Select the lines that hold the word "image" and copy each one.
● ● ● ● ●
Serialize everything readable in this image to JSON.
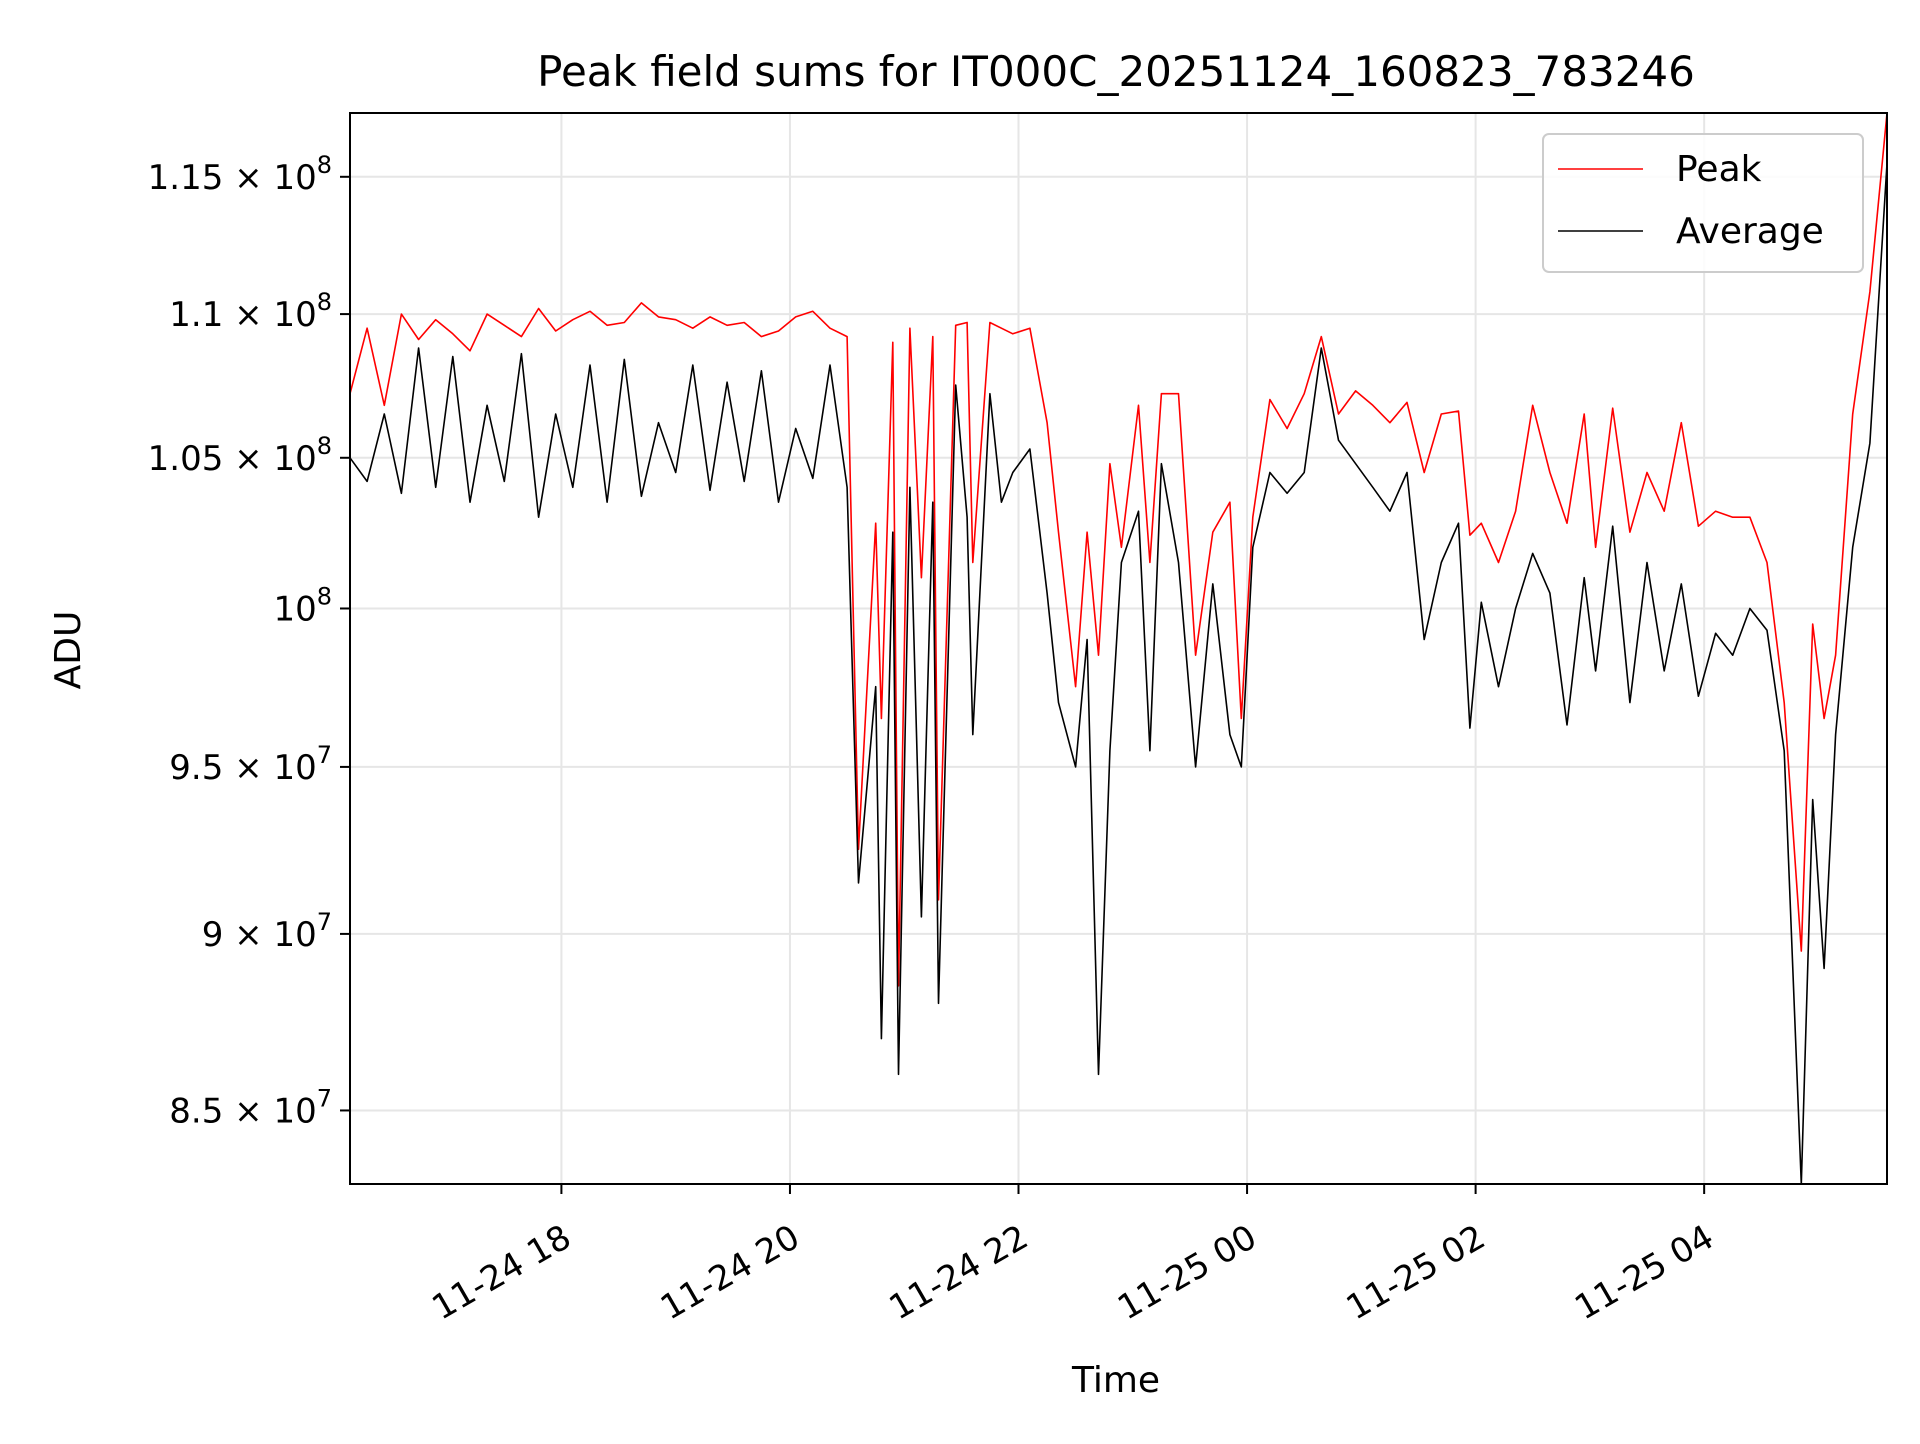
{
  "chart_data": {
    "type": "line",
    "title": "Peak field sums for IT000C_20251124_160823_783246",
    "xlabel": "Time",
    "ylabel": "ADU",
    "yscale": "log",
    "ylim": [
      83000000,
      117400000
    ],
    "xlim_hours": [
      16.15,
      29.6
    ],
    "grid": true,
    "legend_position": "top-right",
    "x_ticks": [
      {
        "hour": 18,
        "label": "11-24 18"
      },
      {
        "hour": 20,
        "label": "11-24 20"
      },
      {
        "hour": 22,
        "label": "11-24 22"
      },
      {
        "hour": 24,
        "label": "11-25 00"
      },
      {
        "hour": 26,
        "label": "11-25 02"
      },
      {
        "hour": 28,
        "label": "11-25 04"
      }
    ],
    "y_ticks": [
      {
        "value": 85000000,
        "mant": "8.5 × 10",
        "exp": "7"
      },
      {
        "value": 90000000,
        "mant": "9 × 10",
        "exp": "7"
      },
      {
        "value": 95000000,
        "mant": "9.5 × 10",
        "exp": "7"
      },
      {
        "value": 100000000,
        "mant": "10",
        "exp": "8"
      },
      {
        "value": 105000000,
        "mant": "1.05 × 10",
        "exp": "8"
      },
      {
        "value": 110000000,
        "mant": "1.1 × 10",
        "exp": "8"
      },
      {
        "value": 115000000,
        "mant": "1.15 × 10",
        "exp": "8"
      }
    ],
    "series": [
      {
        "name": "Peak",
        "color": "#ff0000",
        "x_hours": [
          16.15,
          16.3,
          16.45,
          16.6,
          16.75,
          16.9,
          17.05,
          17.2,
          17.35,
          17.5,
          17.65,
          17.8,
          17.95,
          18.1,
          18.25,
          18.4,
          18.55,
          18.7,
          18.85,
          19.0,
          19.15,
          19.3,
          19.45,
          19.6,
          19.75,
          19.9,
          20.05,
          20.2,
          20.35,
          20.5,
          20.6,
          20.75,
          20.8,
          20.9,
          20.95,
          21.05,
          21.15,
          21.25,
          21.3,
          21.45,
          21.55,
          21.6,
          21.75,
          21.85,
          21.95,
          22.1,
          22.25,
          22.35,
          22.5,
          22.6,
          22.7,
          22.8,
          22.9,
          23.05,
          23.15,
          23.25,
          23.4,
          23.55,
          23.7,
          23.85,
          23.95,
          24.05,
          24.2,
          24.35,
          24.5,
          24.65,
          24.8,
          24.95,
          25.1,
          25.25,
          25.4,
          25.55,
          25.7,
          25.85,
          25.95,
          26.05,
          26.2,
          26.35,
          26.5,
          26.65,
          26.8,
          26.95,
          27.05,
          27.2,
          27.35,
          27.5,
          27.65,
          27.8,
          27.95,
          28.1,
          28.25,
          28.4,
          28.55,
          28.7,
          28.85,
          28.95,
          29.05,
          29.15,
          29.3,
          29.45,
          29.6
        ],
        "values": [
          107200000,
          109500000,
          106800000,
          110000000,
          109100000,
          109800000,
          109300000,
          108700000,
          110000000,
          109600000,
          109200000,
          110200000,
          109400000,
          109800000,
          110100000,
          109600000,
          109700000,
          110400000,
          109900000,
          109800000,
          109500000,
          109900000,
          109600000,
          109700000,
          109200000,
          109400000,
          109900000,
          110100000,
          109500000,
          109200000,
          92500000,
          102800000,
          96500000,
          109000000,
          88500000,
          109500000,
          101000000,
          109200000,
          91000000,
          109600000,
          109700000,
          101500000,
          109700000,
          109500000,
          109300000,
          109500000,
          106200000,
          102500000,
          97500000,
          102500000,
          98500000,
          104800000,
          102000000,
          106800000,
          101500000,
          107200000,
          107200000,
          98500000,
          102500000,
          103500000,
          96500000,
          103000000,
          107000000,
          106000000,
          107200000,
          109200000,
          106500000,
          107300000,
          106800000,
          106200000,
          106900000,
          104500000,
          106500000,
          106600000,
          102400000,
          102800000,
          101500000,
          103200000,
          106800000,
          104500000,
          102800000,
          106500000,
          102000000,
          106700000,
          102500000,
          104500000,
          103200000,
          106200000,
          102700000,
          103200000,
          103000000,
          103000000,
          101500000,
          97000000,
          89500000,
          99500000,
          96500000,
          98500000,
          106500000,
          110800000,
          117400000
        ]
      },
      {
        "name": "Average",
        "color": "#000000",
        "x_hours": [
          16.15,
          16.3,
          16.45,
          16.6,
          16.75,
          16.9,
          17.05,
          17.2,
          17.35,
          17.5,
          17.65,
          17.8,
          17.95,
          18.1,
          18.25,
          18.4,
          18.55,
          18.7,
          18.85,
          19.0,
          19.15,
          19.3,
          19.45,
          19.6,
          19.75,
          19.9,
          20.05,
          20.2,
          20.35,
          20.5,
          20.6,
          20.75,
          20.8,
          20.9,
          20.95,
          21.05,
          21.15,
          21.25,
          21.3,
          21.45,
          21.55,
          21.6,
          21.75,
          21.85,
          21.95,
          22.1,
          22.25,
          22.35,
          22.5,
          22.6,
          22.7,
          22.8,
          22.9,
          23.05,
          23.15,
          23.25,
          23.4,
          23.55,
          23.7,
          23.85,
          23.95,
          24.05,
          24.2,
          24.35,
          24.5,
          24.65,
          24.8,
          24.95,
          25.1,
          25.25,
          25.4,
          25.55,
          25.7,
          25.85,
          25.95,
          26.05,
          26.2,
          26.35,
          26.5,
          26.65,
          26.8,
          26.95,
          27.05,
          27.2,
          27.35,
          27.5,
          27.65,
          27.8,
          27.95,
          28.1,
          28.25,
          28.4,
          28.55,
          28.7,
          28.85,
          28.95,
          29.05,
          29.15,
          29.3,
          29.45,
          29.6
        ],
        "values": [
          105000000,
          104200000,
          106500000,
          103800000,
          108800000,
          104000000,
          108500000,
          103500000,
          106800000,
          104200000,
          108600000,
          103000000,
          106500000,
          104000000,
          108200000,
          103500000,
          108400000,
          103700000,
          106200000,
          104500000,
          108200000,
          103900000,
          107600000,
          104200000,
          108000000,
          103500000,
          106000000,
          104300000,
          108200000,
          104000000,
          91500000,
          97500000,
          87000000,
          102500000,
          86000000,
          104000000,
          90500000,
          103500000,
          88000000,
          107500000,
          103000000,
          96000000,
          107200000,
          103500000,
          104500000,
          105300000,
          100500000,
          97000000,
          95000000,
          99000000,
          86000000,
          95500000,
          101500000,
          103200000,
          95500000,
          104800000,
          101500000,
          95000000,
          100800000,
          96000000,
          95000000,
          102000000,
          104500000,
          103800000,
          104500000,
          108800000,
          105600000,
          104800000,
          104000000,
          103200000,
          104500000,
          99000000,
          101500000,
          102800000,
          96200000,
          100200000,
          97500000,
          100000000,
          101800000,
          100500000,
          96300000,
          101000000,
          98000000,
          102700000,
          97000000,
          101500000,
          98000000,
          100800000,
          97200000,
          99200000,
          98500000,
          100000000,
          99300000,
          95500000,
          83000000,
          94000000,
          89000000,
          96000000,
          102000000,
          105500000,
          115500000
        ]
      }
    ]
  }
}
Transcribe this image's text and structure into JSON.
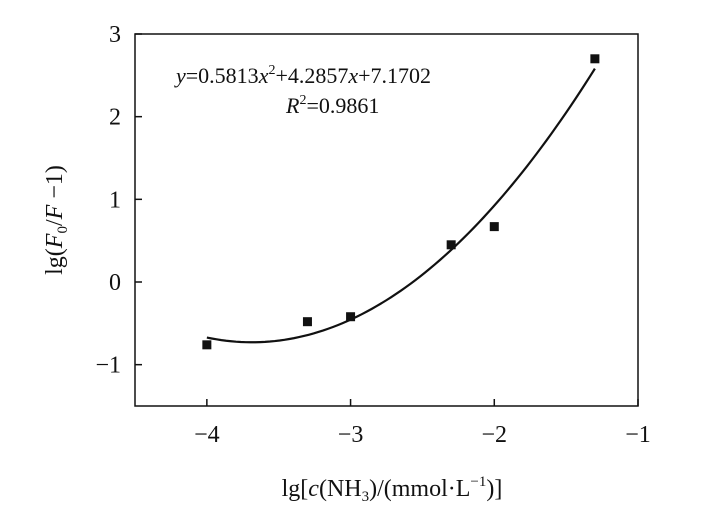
{
  "chart_data": {
    "type": "scatter",
    "xlabel_parts": {
      "pre": "lg[",
      "italic": "c",
      "mid": "(NH",
      "sub": "3",
      "post": ")/(mmol·L",
      "sup": "−1",
      "end": ")]"
    },
    "ylabel_parts": {
      "pre": "lg(",
      "italic1": "F",
      "sub": "0",
      "slash": "/",
      "italic2": "F",
      "post": " −1)"
    },
    "xlim": [
      -4.5,
      -1
    ],
    "ylim": [
      -1.5,
      3
    ],
    "xticks": [
      -4,
      -3,
      -2,
      -1
    ],
    "yticks": [
      -1,
      0,
      1,
      2,
      3
    ],
    "xtick_labels": [
      "−4",
      "−3",
      "−2",
      "−1"
    ],
    "ytick_labels": [
      "−1",
      "0",
      "1",
      "2",
      "3"
    ],
    "series": [
      {
        "marker": "square",
        "color": "#111111",
        "points": [
          {
            "x": -4.0,
            "y": -0.76
          },
          {
            "x": -3.3,
            "y": -0.48
          },
          {
            "x": -3.0,
            "y": -0.42
          },
          {
            "x": -2.3,
            "y": 0.45
          },
          {
            "x": -2.0,
            "y": 0.67
          },
          {
            "x": -1.3,
            "y": 2.7
          }
        ]
      }
    ],
    "fit": {
      "kind": "quadratic",
      "a": 0.5813,
      "b": 4.2857,
      "c": 7.1702,
      "x_range": [
        -4.0,
        -1.3
      ],
      "color": "#111111"
    },
    "annotation": {
      "equation": {
        "y": "y",
        "eq1": "=0.5813",
        "x1": "x",
        "sup": "2",
        "eq2": "+4.2857",
        "x2": "x",
        "eq3": "+7.1702"
      },
      "r2": {
        "r": "R",
        "sup": "2",
        "rest": "=0.9861"
      }
    },
    "grid": false,
    "legend": "none"
  }
}
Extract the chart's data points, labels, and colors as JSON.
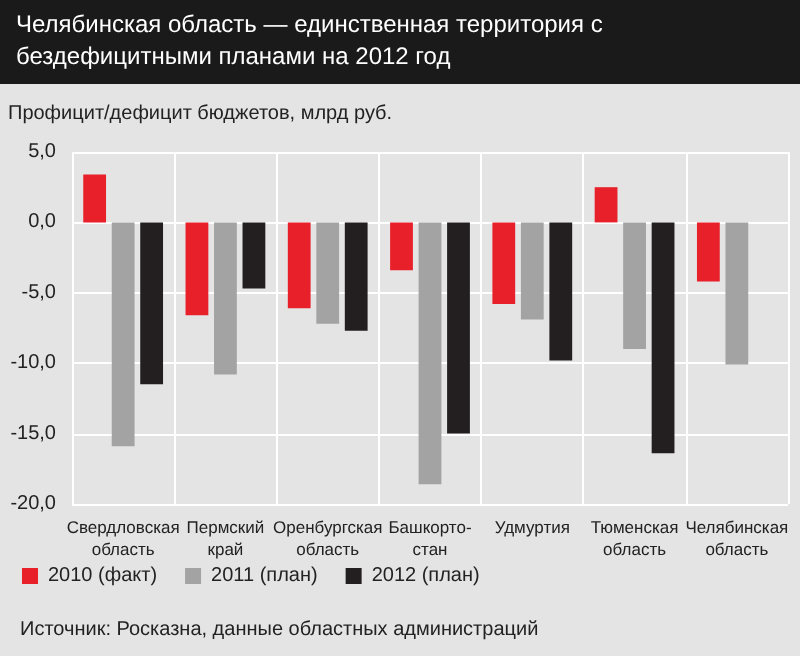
{
  "chart_data": {
    "type": "bar",
    "title": "Челябинская область — единственная территория с бездефицитными планами на 2012 год",
    "ylabel": "Профицит/дефицит бюджетов, млрд руб.",
    "categories": [
      "Свердловская\nобласть",
      "Пермский\nкрай",
      "Оренбургская\nобласть",
      "Башкорто-\nстан",
      "Удмуртия",
      "Тюменская\nобласть",
      "Челябинская\nобласть"
    ],
    "series": [
      {
        "name": "2010 (факт)",
        "color": "#e8202a",
        "values": [
          3.4,
          -6.6,
          -6.1,
          -3.4,
          -5.8,
          2.5,
          -4.2
        ]
      },
      {
        "name": "2011 (план)",
        "color": "#a3a3a3",
        "values": [
          -15.9,
          -10.8,
          -7.2,
          -18.6,
          -6.9,
          -9.0,
          -10.1
        ]
      },
      {
        "name": "2012 (план)",
        "color": "#231f20",
        "values": [
          -11.5,
          -4.7,
          -7.7,
          -15.0,
          -9.8,
          -16.4,
          null
        ]
      }
    ],
    "ylim": [
      -20,
      5
    ],
    "yticks": [
      {
        "value": -20,
        "label": "-20,0"
      },
      {
        "value": -15,
        "label": "-15,0"
      },
      {
        "value": -10,
        "label": "-10,0"
      },
      {
        "value": -5,
        "label": "-5,0"
      },
      {
        "value": 0,
        "label": "0,0"
      },
      {
        "value": 5,
        "label": "5,0"
      }
    ],
    "grid": true,
    "legend": "bottom left",
    "annotations": [
      "Источник: Росказна, данные областных администраций"
    ]
  }
}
● ● ● ● ●
§ **Answer to this problem**:
Serialize everything readable in this image to JSON.
Transcribe this image's text and structure into JSON.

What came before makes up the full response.